» RAW DATA
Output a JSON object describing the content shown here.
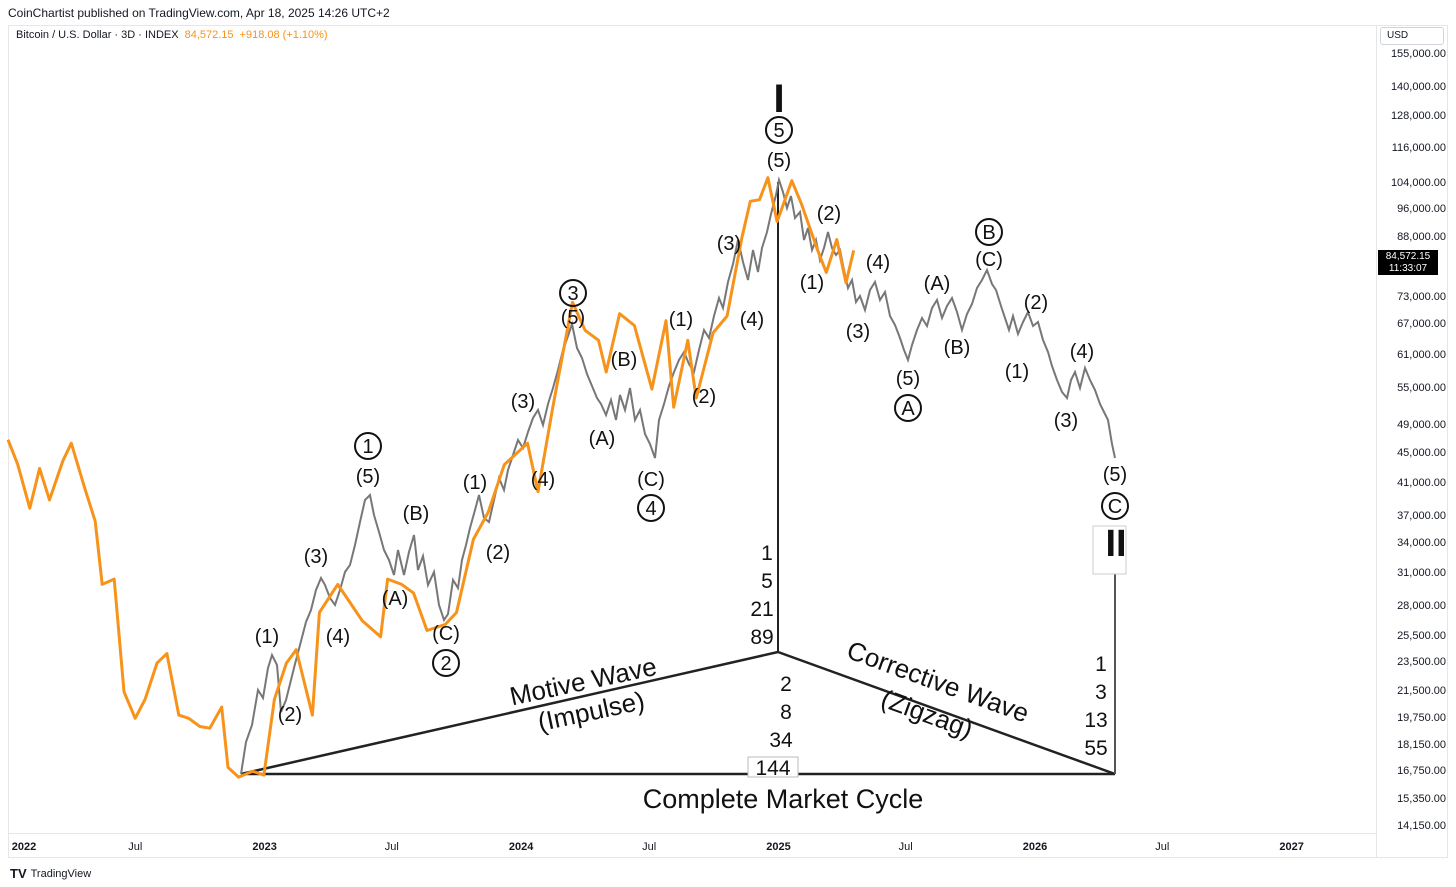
{
  "header": {
    "publisher": "CoinChartist published on TradingView.com, Apr 18, 2025 14:26 UTC+2",
    "symbol": "Bitcoin / U.S. Dollar · 3D · INDEX",
    "price": "84,572.15",
    "change": "+918.08 (+1.10%)"
  },
  "price_axis": {
    "currency": "USD",
    "labels": [
      "155,000.00",
      "140,000.00",
      "128,000.00",
      "116,000.00",
      "104,000.00",
      "96,000.00",
      "88,000.00",
      "73,000.00",
      "67,000.00",
      "61,000.00",
      "55,000.00",
      "49,000.00",
      "45,000.00",
      "41,000.00",
      "37,000.00",
      "34,000.00",
      "31,000.00",
      "28,000.00",
      "25,500.00",
      "23,500.00",
      "21,500.00",
      "19,750.00",
      "18,150.00",
      "16,750.00",
      "15,350.00",
      "14,150.00"
    ],
    "last_price": "84,572.15",
    "countdown": "11:33:07"
  },
  "time_axis": {
    "labels": [
      "2022",
      "Jul",
      "2023",
      "Jul",
      "2024",
      "Jul",
      "2025",
      "Jul",
      "2026",
      "Jul",
      "2027"
    ],
    "years": [
      "2022",
      "2023",
      "2024",
      "2025",
      "2026",
      "2027"
    ]
  },
  "footer": {
    "brand": "TradingView",
    "logo": "TV"
  },
  "diagram": {
    "motive_label": "Motive Wave",
    "motive_sub": "(Impulse)",
    "corrective_label": "Corrective Wave",
    "corrective_sub": "(Zigzag)",
    "cycle_label": "Complete Market Cycle",
    "roman_top": "I",
    "roman_end": "II",
    "fib_center_top": [
      "1",
      "5",
      "21",
      "89"
    ],
    "fib_center_bottom": [
      "2",
      "8",
      "34",
      "144"
    ],
    "fib_right": [
      "1",
      "3",
      "13",
      "55"
    ],
    "wave_labels": {
      "w1_circle": "1",
      "w2_circle": "2",
      "w3_circle": "3",
      "w4_circle": "4",
      "w5_circle": "5",
      "wA_circle": "A",
      "wB_circle": "B",
      "wC_circle": "C",
      "p1": "(1)",
      "p2": "(2)",
      "p3": "(3)",
      "p4": "(4)",
      "p5": "(5)",
      "pA": "(A)",
      "pB": "(B)",
      "pC": "(C)"
    }
  },
  "chart_data": {
    "type": "line",
    "title": "Bitcoin / U.S. Dollar · 3D · INDEX",
    "y_scale": "log",
    "ylim": [
      14000,
      160000
    ],
    "xlim": [
      "2022-01-01",
      "2027-05-01"
    ],
    "series": [
      {
        "name": "Bitcoin / U.S. Dollar",
        "color": "#f7931a",
        "points": [
          [
            "2022-01-01",
            47000
          ],
          [
            "2022-01-15",
            43500
          ],
          [
            "2022-02-01",
            38000
          ],
          [
            "2022-02-15",
            43000
          ],
          [
            "2022-03-01",
            39000
          ],
          [
            "2022-03-20",
            44000
          ],
          [
            "2022-04-01",
            46500
          ],
          [
            "2022-04-20",
            40500
          ],
          [
            "2022-05-05",
            36500
          ],
          [
            "2022-05-15",
            30000
          ],
          [
            "2022-06-01",
            30500
          ],
          [
            "2022-06-15",
            21500
          ],
          [
            "2022-07-01",
            19800
          ],
          [
            "2022-07-15",
            21000
          ],
          [
            "2022-08-01",
            23500
          ],
          [
            "2022-08-15",
            24200
          ],
          [
            "2022-09-01",
            20000
          ],
          [
            "2022-09-15",
            19800
          ],
          [
            "2022-10-01",
            19300
          ],
          [
            "2022-10-15",
            19200
          ],
          [
            "2022-11-01",
            20500
          ],
          [
            "2022-11-10",
            17000
          ],
          [
            "2022-11-25",
            16500
          ],
          [
            "2022-12-15",
            16800
          ],
          [
            "2022-12-31",
            16600
          ],
          [
            "2023-01-15",
            21000
          ],
          [
            "2023-02-01",
            23500
          ],
          [
            "2023-02-15",
            24500
          ],
          [
            "2023-03-10",
            20000
          ],
          [
            "2023-03-20",
            27500
          ],
          [
            "2023-04-15",
            30000
          ],
          [
            "2023-05-01",
            28500
          ],
          [
            "2023-05-20",
            26800
          ],
          [
            "2023-06-15",
            25500
          ],
          [
            "2023-06-25",
            30500
          ],
          [
            "2023-07-15",
            30000
          ],
          [
            "2023-08-01",
            29200
          ],
          [
            "2023-08-20",
            26000
          ],
          [
            "2023-09-15",
            26500
          ],
          [
            "2023-10-01",
            27500
          ],
          [
            "2023-10-25",
            34500
          ],
          [
            "2023-11-15",
            37500
          ],
          [
            "2023-12-08",
            43500
          ],
          [
            "2024-01-10",
            46500
          ],
          [
            "2024-01-25",
            40000
          ],
          [
            "2024-02-15",
            52000
          ],
          [
            "2024-03-14",
            72000
          ],
          [
            "2024-04-01",
            66000
          ],
          [
            "2024-04-20",
            64000
          ],
          [
            "2024-05-01",
            58000
          ],
          [
            "2024-05-20",
            69500
          ],
          [
            "2024-06-10",
            67000
          ],
          [
            "2024-07-05",
            55000
          ],
          [
            "2024-07-25",
            68000
          ],
          [
            "2024-08-05",
            52000
          ],
          [
            "2024-08-25",
            64000
          ],
          [
            "2024-09-06",
            53500
          ],
          [
            "2024-09-30",
            65500
          ],
          [
            "2024-10-20",
            69000
          ],
          [
            "2024-11-10",
            88000
          ],
          [
            "2024-11-22",
            98500
          ],
          [
            "2024-12-05",
            99000
          ],
          [
            "2024-12-17",
            106000
          ],
          [
            "2024-12-30",
            92500
          ],
          [
            "2025-01-20",
            105000
          ],
          [
            "2025-02-03",
            97500
          ],
          [
            "2025-02-25",
            85000
          ],
          [
            "2025-03-10",
            79000
          ],
          [
            "2025-03-25",
            87500
          ],
          [
            "2025-04-07",
            76500
          ],
          [
            "2025-04-18",
            84572
          ]
        ]
      }
    ],
    "annotations": [
      "Motive Wave (Impulse)",
      "Corrective Wave (Zigzag)",
      "Complete Market Cycle"
    ]
  }
}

» GIVEN TASK
Quote all the records verbatim, dropping any pictures from your copy.

» EXERCISE RESULT
Output a JSON object describing the content shown here.
{
  "header": {
    "publisher": "CoinChartist published on TradingView.com, Apr 18, 2025 14:26 UTC+2",
    "symbol": "Bitcoin / U.S. Dollar · 3D · INDEX",
    "price": "84,572.15",
    "change": "+918.08 (+1.10%)"
  },
  "price_axis": {
    "currency": "USD",
    "labels": [
      "155,000.00",
      "140,000.00",
      "128,000.00",
      "116,000.00",
      "104,000.00",
      "96,000.00",
      "88,000.00",
      "73,000.00",
      "67,000.00",
      "61,000.00",
      "55,000.00",
      "49,000.00",
      "45,000.00",
      "41,000.00",
      "37,000.00",
      "34,000.00",
      "31,000.00",
      "28,000.00",
      "25,500.00",
      "23,500.00",
      "21,500.00",
      "19,750.00",
      "18,150.00",
      "16,750.00",
      "15,350.00",
      "14,150.00"
    ],
    "last_price": "84,572.15",
    "countdown": "11:33:07"
  },
  "time_axis": {
    "labels": [
      "2022",
      "Jul",
      "2023",
      "Jul",
      "2024",
      "Jul",
      "2025",
      "Jul",
      "2026",
      "Jul",
      "2027"
    ],
    "years": [
      "2022",
      "2023",
      "2024",
      "2025",
      "2026",
      "2027"
    ]
  },
  "footer": {
    "brand": "TradingView",
    "logo": "TV"
  },
  "diagram": {
    "motive_label": "Motive Wave",
    "motive_sub": "(Impulse)",
    "corrective_label": "Corrective Wave",
    "corrective_sub": "(Zigzag)",
    "cycle_label": "Complete Market Cycle",
    "roman_top": "I",
    "roman_end": "II",
    "fib_center_top": [
      "1",
      "5",
      "21",
      "89"
    ],
    "fib_center_bottom": [
      "2",
      "8",
      "34",
      "144"
    ],
    "fib_right": [
      "1",
      "3",
      "13",
      "55"
    ],
    "wave_labels": {
      "w1_circle": "1",
      "w2_circle": "2",
      "w3_circle": "3",
      "w4_circle": "4",
      "w5_circle": "5",
      "wA_circle": "A",
      "wB_circle": "B",
      "wC_circle": "C",
      "p1": "(1)",
      "p2": "(2)",
      "p3": "(3)",
      "p4": "(4)",
      "p5": "(5)",
      "pA": "(A)",
      "pB": "(B)",
      "pC": "(C)"
    }
  },
  "chart_data": {
    "type": "line",
    "title": "Bitcoin / U.S. Dollar · 3D · INDEX",
    "y_scale": "log",
    "ylim": [
      14000,
      160000
    ],
    "xlim": [
      "2022-01-01",
      "2027-05-01"
    ],
    "series": [
      {
        "name": "Bitcoin / U.S. Dollar",
        "color": "#f7931a",
        "points": [
          [
            "2022-01-01",
            47000
          ],
          [
            "2022-01-15",
            43500
          ],
          [
            "2022-02-01",
            38000
          ],
          [
            "2022-02-15",
            43000
          ],
          [
            "2022-03-01",
            39000
          ],
          [
            "2022-03-20",
            44000
          ],
          [
            "2022-04-01",
            46500
          ],
          [
            "2022-04-20",
            40500
          ],
          [
            "2022-05-05",
            36500
          ],
          [
            "2022-05-15",
            30000
          ],
          [
            "2022-06-01",
            30500
          ],
          [
            "2022-06-15",
            21500
          ],
          [
            "2022-07-01",
            19800
          ],
          [
            "2022-07-15",
            21000
          ],
          [
            "2022-08-01",
            23500
          ],
          [
            "2022-08-15",
            24200
          ],
          [
            "2022-09-01",
            20000
          ],
          [
            "2022-09-15",
            19800
          ],
          [
            "2022-10-01",
            19300
          ],
          [
            "2022-10-15",
            19200
          ],
          [
            "2022-11-01",
            20500
          ],
          [
            "2022-11-10",
            17000
          ],
          [
            "2022-11-25",
            16500
          ],
          [
            "2022-12-15",
            16800
          ],
          [
            "2022-12-31",
            16600
          ],
          [
            "2023-01-15",
            21000
          ],
          [
            "2023-02-01",
            23500
          ],
          [
            "2023-02-15",
            24500
          ],
          [
            "2023-03-10",
            20000
          ],
          [
            "2023-03-20",
            27500
          ],
          [
            "2023-04-15",
            30000
          ],
          [
            "2023-05-01",
            28500
          ],
          [
            "2023-05-20",
            26800
          ],
          [
            "2023-06-15",
            25500
          ],
          [
            "2023-06-25",
            30500
          ],
          [
            "2023-07-15",
            30000
          ],
          [
            "2023-08-01",
            29200
          ],
          [
            "2023-08-20",
            26000
          ],
          [
            "2023-09-15",
            26500
          ],
          [
            "2023-10-01",
            27500
          ],
          [
            "2023-10-25",
            34500
          ],
          [
            "2023-11-15",
            37500
          ],
          [
            "2023-12-08",
            43500
          ],
          [
            "2024-01-10",
            46500
          ],
          [
            "2024-01-25",
            40000
          ],
          [
            "2024-02-15",
            52000
          ],
          [
            "2024-03-14",
            72000
          ],
          [
            "2024-04-01",
            66000
          ],
          [
            "2024-04-20",
            64000
          ],
          [
            "2024-05-01",
            58000
          ],
          [
            "2024-05-20",
            69500
          ],
          [
            "2024-06-10",
            67000
          ],
          [
            "2024-07-05",
            55000
          ],
          [
            "2024-07-25",
            68000
          ],
          [
            "2024-08-05",
            52000
          ],
          [
            "2024-08-25",
            64000
          ],
          [
            "2024-09-06",
            53500
          ],
          [
            "2024-09-30",
            65500
          ],
          [
            "2024-10-20",
            69000
          ],
          [
            "2024-11-10",
            88000
          ],
          [
            "2024-11-22",
            98500
          ],
          [
            "2024-12-05",
            99000
          ],
          [
            "2024-12-17",
            106000
          ],
          [
            "2024-12-30",
            92500
          ],
          [
            "2025-01-20",
            105000
          ],
          [
            "2025-02-03",
            97500
          ],
          [
            "2025-02-25",
            85000
          ],
          [
            "2025-03-10",
            79000
          ],
          [
            "2025-03-25",
            87500
          ],
          [
            "2025-04-07",
            76500
          ],
          [
            "2025-04-18",
            84572
          ]
        ]
      }
    ],
    "annotations": [
      "Motive Wave (Impulse)",
      "Corrective Wave (Zigzag)",
      "Complete Market Cycle"
    ]
  }
}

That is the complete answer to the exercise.